* [GIVEN ENTRIES]

****************

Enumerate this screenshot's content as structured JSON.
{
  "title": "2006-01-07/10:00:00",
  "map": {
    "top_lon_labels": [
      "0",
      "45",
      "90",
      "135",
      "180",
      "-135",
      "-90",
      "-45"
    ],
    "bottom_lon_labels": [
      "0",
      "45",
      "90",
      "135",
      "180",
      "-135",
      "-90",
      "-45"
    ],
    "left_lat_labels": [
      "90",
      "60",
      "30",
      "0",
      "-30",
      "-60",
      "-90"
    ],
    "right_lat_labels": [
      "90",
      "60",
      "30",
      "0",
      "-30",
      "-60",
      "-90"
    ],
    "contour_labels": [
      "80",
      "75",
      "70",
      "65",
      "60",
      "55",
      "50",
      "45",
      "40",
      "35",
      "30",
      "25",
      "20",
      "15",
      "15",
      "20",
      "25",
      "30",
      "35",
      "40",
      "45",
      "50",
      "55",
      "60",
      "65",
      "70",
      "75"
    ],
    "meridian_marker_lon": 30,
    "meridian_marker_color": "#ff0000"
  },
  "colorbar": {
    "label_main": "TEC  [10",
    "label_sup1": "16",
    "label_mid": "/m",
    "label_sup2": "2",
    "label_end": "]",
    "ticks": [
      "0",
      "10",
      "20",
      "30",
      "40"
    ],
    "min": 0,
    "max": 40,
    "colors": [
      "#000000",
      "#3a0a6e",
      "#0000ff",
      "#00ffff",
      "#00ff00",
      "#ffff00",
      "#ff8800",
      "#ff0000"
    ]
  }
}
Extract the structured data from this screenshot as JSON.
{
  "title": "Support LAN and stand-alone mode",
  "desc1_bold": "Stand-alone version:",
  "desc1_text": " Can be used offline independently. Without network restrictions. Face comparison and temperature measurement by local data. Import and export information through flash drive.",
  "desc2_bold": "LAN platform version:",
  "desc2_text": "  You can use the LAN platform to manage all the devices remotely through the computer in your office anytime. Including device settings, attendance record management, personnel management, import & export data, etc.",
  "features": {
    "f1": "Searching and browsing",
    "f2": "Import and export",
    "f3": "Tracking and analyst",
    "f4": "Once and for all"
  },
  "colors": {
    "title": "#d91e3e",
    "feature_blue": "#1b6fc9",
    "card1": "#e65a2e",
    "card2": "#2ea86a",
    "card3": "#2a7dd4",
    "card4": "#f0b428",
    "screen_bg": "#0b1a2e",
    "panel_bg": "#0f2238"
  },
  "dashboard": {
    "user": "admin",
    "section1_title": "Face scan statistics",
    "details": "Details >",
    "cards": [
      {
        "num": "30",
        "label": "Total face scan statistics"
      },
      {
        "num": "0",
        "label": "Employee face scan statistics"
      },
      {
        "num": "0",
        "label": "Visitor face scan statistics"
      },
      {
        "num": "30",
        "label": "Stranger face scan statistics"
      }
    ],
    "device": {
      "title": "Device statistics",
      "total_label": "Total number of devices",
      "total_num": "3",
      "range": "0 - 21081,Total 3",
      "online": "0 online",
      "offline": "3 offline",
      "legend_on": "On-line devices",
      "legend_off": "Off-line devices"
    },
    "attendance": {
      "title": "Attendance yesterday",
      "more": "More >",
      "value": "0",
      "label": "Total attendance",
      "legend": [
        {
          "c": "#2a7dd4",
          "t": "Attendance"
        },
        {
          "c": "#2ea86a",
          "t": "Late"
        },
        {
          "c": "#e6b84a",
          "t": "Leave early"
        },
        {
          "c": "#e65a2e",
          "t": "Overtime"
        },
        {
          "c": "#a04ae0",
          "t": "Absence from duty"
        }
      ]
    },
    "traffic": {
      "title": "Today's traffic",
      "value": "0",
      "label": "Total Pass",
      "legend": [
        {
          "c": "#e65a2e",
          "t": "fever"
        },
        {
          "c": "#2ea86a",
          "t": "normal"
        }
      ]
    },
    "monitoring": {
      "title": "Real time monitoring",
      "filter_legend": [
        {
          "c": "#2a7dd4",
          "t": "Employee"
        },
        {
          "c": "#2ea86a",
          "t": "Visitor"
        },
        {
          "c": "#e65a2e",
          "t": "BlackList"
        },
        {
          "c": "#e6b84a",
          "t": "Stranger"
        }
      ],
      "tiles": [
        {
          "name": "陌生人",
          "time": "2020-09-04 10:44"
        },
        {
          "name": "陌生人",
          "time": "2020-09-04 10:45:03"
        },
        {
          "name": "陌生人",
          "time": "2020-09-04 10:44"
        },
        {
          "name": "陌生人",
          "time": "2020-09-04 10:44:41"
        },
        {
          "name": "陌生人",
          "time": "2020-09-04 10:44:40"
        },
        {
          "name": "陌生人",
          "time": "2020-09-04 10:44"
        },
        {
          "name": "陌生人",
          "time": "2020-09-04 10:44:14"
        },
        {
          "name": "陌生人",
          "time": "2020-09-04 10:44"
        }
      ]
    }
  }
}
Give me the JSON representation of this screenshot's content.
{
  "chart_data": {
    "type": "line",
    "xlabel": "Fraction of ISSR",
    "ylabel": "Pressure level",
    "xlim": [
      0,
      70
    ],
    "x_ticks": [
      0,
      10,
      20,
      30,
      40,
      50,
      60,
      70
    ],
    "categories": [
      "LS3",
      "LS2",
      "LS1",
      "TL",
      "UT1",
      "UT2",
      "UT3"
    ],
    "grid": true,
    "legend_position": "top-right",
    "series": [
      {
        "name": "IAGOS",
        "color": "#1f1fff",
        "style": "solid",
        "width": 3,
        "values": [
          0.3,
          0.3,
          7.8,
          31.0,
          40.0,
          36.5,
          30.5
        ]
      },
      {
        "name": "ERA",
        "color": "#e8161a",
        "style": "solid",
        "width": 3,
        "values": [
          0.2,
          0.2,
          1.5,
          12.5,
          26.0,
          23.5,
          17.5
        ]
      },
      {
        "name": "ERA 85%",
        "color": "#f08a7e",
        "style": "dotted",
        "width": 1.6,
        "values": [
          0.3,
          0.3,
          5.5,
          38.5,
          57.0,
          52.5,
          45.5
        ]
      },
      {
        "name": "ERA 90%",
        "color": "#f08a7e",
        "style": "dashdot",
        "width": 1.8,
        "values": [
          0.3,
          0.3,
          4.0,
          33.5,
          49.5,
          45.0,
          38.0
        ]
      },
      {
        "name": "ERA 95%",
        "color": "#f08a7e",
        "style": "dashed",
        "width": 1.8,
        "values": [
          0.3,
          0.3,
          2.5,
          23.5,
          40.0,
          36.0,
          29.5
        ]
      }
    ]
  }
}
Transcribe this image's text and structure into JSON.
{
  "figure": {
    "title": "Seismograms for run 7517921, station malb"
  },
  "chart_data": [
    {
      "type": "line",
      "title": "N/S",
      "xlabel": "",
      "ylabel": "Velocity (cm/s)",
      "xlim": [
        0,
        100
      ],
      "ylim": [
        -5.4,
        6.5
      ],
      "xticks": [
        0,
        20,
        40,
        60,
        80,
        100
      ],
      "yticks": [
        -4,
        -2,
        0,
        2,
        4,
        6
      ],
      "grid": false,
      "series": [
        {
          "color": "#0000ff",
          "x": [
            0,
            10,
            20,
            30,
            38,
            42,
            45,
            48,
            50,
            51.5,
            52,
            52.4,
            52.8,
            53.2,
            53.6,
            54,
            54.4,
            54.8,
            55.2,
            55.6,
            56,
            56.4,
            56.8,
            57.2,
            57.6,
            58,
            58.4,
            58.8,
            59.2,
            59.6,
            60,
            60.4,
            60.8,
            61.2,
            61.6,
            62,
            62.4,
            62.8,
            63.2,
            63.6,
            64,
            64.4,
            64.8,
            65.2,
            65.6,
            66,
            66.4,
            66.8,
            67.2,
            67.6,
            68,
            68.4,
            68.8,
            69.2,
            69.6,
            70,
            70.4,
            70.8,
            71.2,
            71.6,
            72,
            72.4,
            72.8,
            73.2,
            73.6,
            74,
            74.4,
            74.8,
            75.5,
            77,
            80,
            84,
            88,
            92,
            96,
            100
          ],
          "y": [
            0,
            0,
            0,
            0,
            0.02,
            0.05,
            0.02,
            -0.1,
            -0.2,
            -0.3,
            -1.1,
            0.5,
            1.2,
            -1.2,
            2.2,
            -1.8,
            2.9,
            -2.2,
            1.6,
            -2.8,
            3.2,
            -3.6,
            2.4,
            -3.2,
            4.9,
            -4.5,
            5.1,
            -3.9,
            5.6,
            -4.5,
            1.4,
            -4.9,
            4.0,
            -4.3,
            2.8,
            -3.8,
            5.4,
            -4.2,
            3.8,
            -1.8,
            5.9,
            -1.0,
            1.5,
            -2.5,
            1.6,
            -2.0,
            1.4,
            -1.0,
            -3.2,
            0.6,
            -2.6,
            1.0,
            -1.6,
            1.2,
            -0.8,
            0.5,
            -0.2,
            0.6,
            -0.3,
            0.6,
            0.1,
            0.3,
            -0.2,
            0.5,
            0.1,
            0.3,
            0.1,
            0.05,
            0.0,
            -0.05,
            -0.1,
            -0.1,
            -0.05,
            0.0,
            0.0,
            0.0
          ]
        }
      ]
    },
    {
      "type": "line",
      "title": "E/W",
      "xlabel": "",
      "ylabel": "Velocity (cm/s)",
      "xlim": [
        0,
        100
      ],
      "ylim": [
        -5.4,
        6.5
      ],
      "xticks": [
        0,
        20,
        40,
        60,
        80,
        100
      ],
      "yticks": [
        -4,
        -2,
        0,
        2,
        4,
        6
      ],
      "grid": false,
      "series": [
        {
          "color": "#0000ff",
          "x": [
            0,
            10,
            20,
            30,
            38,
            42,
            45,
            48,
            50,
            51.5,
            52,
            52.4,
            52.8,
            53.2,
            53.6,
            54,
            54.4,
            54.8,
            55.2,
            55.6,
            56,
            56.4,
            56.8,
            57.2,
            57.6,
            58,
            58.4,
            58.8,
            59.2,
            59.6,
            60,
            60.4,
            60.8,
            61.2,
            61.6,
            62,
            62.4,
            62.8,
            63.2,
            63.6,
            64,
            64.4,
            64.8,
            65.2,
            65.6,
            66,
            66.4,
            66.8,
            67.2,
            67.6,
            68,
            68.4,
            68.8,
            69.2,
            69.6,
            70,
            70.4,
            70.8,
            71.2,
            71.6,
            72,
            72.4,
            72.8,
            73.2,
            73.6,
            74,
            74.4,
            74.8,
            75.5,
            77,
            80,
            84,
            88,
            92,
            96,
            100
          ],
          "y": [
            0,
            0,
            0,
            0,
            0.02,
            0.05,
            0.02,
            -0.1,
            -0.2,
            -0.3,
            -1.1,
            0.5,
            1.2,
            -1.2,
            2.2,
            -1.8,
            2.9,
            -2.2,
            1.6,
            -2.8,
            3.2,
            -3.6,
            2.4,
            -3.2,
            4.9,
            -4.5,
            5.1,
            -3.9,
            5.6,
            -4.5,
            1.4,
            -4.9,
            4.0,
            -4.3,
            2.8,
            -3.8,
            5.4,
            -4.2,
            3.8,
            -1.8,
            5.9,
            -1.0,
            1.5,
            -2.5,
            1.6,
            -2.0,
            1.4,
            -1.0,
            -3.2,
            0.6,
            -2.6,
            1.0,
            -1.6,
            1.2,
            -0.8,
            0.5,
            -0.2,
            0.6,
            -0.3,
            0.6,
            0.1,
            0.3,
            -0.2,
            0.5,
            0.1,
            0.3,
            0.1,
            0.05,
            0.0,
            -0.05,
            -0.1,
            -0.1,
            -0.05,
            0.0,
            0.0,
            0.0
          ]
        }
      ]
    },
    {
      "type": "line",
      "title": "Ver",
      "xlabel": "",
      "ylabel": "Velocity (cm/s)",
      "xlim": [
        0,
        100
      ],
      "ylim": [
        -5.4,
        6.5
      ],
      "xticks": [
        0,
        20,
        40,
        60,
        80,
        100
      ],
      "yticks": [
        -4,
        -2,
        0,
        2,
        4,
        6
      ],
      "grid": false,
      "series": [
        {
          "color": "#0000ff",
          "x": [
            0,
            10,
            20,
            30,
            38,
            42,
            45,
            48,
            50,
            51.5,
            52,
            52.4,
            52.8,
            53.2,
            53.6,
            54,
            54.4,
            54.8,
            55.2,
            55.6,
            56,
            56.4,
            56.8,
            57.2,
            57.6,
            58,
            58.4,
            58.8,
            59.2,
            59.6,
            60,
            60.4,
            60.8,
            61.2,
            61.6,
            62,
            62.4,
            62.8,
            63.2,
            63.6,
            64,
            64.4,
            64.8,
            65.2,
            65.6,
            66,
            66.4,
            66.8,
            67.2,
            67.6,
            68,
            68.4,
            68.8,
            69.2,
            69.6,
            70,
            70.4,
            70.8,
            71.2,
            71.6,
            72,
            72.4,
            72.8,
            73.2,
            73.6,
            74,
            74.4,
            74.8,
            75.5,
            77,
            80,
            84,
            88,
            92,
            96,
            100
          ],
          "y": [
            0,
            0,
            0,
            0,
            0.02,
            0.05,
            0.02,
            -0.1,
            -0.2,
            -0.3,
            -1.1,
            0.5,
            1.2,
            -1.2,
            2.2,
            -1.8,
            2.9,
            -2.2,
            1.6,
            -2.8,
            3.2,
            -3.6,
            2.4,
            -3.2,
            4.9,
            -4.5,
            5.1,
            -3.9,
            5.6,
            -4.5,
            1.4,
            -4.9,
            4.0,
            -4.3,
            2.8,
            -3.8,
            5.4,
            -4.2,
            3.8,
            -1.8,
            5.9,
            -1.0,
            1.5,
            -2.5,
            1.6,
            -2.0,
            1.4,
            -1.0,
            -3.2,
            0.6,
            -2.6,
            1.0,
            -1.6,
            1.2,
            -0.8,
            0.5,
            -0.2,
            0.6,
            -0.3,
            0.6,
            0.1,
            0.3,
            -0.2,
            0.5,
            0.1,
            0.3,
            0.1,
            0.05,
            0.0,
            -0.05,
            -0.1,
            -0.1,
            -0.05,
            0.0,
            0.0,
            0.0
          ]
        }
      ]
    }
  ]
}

****************

Using the listing above, return all lines where the word "style" occurs.

        "style": "solid",
        "style": "solid",
        "style": "dotted",
        "style": "dashdot",
        "style": "dashed",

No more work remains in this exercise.